** Start INFORMATION SHOWN **

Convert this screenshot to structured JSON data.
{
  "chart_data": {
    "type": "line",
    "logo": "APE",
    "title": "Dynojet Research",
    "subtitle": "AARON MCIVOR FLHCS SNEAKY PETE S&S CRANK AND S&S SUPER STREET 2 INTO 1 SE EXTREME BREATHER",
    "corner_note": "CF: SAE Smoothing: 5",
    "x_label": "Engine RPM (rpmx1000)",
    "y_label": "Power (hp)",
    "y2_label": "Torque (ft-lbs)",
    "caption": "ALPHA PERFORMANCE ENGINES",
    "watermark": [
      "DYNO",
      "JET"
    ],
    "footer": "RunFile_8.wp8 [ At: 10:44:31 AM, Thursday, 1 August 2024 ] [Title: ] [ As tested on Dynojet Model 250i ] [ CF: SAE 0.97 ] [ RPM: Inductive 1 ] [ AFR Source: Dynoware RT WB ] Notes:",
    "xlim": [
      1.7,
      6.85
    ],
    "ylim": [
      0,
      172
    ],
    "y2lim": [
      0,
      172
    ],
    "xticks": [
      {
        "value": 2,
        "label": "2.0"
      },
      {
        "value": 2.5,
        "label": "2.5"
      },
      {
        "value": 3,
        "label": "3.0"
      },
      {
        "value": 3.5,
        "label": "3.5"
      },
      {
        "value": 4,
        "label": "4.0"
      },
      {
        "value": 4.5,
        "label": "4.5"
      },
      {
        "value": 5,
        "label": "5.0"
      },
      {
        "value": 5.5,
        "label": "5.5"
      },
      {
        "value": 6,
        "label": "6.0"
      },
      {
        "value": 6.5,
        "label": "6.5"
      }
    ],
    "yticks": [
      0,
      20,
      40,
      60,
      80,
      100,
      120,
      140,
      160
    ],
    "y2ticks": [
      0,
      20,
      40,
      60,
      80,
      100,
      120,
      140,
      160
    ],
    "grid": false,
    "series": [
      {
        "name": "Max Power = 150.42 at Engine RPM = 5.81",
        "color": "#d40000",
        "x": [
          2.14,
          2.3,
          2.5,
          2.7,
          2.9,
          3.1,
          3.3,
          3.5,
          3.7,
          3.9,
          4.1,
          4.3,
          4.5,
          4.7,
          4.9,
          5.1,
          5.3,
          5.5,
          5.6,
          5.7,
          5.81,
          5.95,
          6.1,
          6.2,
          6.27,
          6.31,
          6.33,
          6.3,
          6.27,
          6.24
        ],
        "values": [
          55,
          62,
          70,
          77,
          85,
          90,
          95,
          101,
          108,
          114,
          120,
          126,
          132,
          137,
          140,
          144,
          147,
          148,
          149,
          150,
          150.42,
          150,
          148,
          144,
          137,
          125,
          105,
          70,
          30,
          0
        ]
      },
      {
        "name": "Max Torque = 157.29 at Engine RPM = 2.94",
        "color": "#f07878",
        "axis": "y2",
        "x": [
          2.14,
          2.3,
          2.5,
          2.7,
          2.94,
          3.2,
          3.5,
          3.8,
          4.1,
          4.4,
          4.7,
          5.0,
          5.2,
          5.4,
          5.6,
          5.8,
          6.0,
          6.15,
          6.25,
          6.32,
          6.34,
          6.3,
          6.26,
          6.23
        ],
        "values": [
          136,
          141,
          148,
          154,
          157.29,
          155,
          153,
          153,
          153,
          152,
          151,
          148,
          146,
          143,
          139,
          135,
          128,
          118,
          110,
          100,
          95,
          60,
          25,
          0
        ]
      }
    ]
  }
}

** End INFORMATION SHOWN **

**EXERCISE BRIEF**
Make an exact copy of the data above.

**THE RESPONSE**
Convert this screenshot to structured JSON data.
{
  "chart_data": {
    "type": "line",
    "logo": "APE",
    "title": "Dynojet Research",
    "subtitle": "AARON MCIVOR FLHCS SNEAKY PETE S&S CRANK AND S&S SUPER STREET 2 INTO 1 SE EXTREME BREATHER",
    "corner_note": "CF: SAE Smoothing: 5",
    "x_label": "Engine RPM (rpmx1000)",
    "y_label": "Power (hp)",
    "y2_label": "Torque (ft-lbs)",
    "caption": "ALPHA PERFORMANCE ENGINES",
    "watermark": [
      "DYNO",
      "JET"
    ],
    "footer": "RunFile_8.wp8 [ At: 10:44:31 AM, Thursday, 1 August 2024 ] [Title: ] [ As tested on Dynojet Model 250i ] [ CF: SAE 0.97 ] [ RPM: Inductive 1 ] [ AFR Source: Dynoware RT WB ] Notes:",
    "xlim": [
      1.7,
      6.85
    ],
    "ylim": [
      0,
      172
    ],
    "y2lim": [
      0,
      172
    ],
    "xticks": [
      {
        "value": 2,
        "label": "2.0"
      },
      {
        "value": 2.5,
        "label": "2.5"
      },
      {
        "value": 3,
        "label": "3.0"
      },
      {
        "value": 3.5,
        "label": "3.5"
      },
      {
        "value": 4,
        "label": "4.0"
      },
      {
        "value": 4.5,
        "label": "4.5"
      },
      {
        "value": 5,
        "label": "5.0"
      },
      {
        "value": 5.5,
        "label": "5.5"
      },
      {
        "value": 6,
        "label": "6.0"
      },
      {
        "value": 6.5,
        "label": "6.5"
      }
    ],
    "yticks": [
      0,
      20,
      40,
      60,
      80,
      100,
      120,
      140,
      160
    ],
    "y2ticks": [
      0,
      20,
      40,
      60,
      80,
      100,
      120,
      140,
      160
    ],
    "grid": false,
    "series": [
      {
        "name": "Max Power = 150.42 at Engine RPM = 5.81",
        "color": "#d40000",
        "x": [
          2.14,
          2.3,
          2.5,
          2.7,
          2.9,
          3.1,
          3.3,
          3.5,
          3.7,
          3.9,
          4.1,
          4.3,
          4.5,
          4.7,
          4.9,
          5.1,
          5.3,
          5.5,
          5.6,
          5.7,
          5.81,
          5.95,
          6.1,
          6.2,
          6.27,
          6.31,
          6.33,
          6.3,
          6.27,
          6.24
        ],
        "values": [
          55,
          62,
          70,
          77,
          85,
          90,
          95,
          101,
          108,
          114,
          120,
          126,
          132,
          137,
          140,
          144,
          147,
          148,
          149,
          150,
          150.42,
          150,
          148,
          144,
          137,
          125,
          105,
          70,
          30,
          0
        ]
      },
      {
        "name": "Max Torque = 157.29 at Engine RPM = 2.94",
        "color": "#f07878",
        "axis": "y2",
        "x": [
          2.14,
          2.3,
          2.5,
          2.7,
          2.94,
          3.2,
          3.5,
          3.8,
          4.1,
          4.4,
          4.7,
          5.0,
          5.2,
          5.4,
          5.6,
          5.8,
          6.0,
          6.15,
          6.25,
          6.32,
          6.34,
          6.3,
          6.26,
          6.23
        ],
        "values": [
          136,
          141,
          148,
          154,
          157.29,
          155,
          153,
          153,
          153,
          152,
          151,
          148,
          146,
          143,
          139,
          135,
          128,
          118,
          110,
          100,
          95,
          60,
          25,
          0
        ]
      }
    ]
  }
}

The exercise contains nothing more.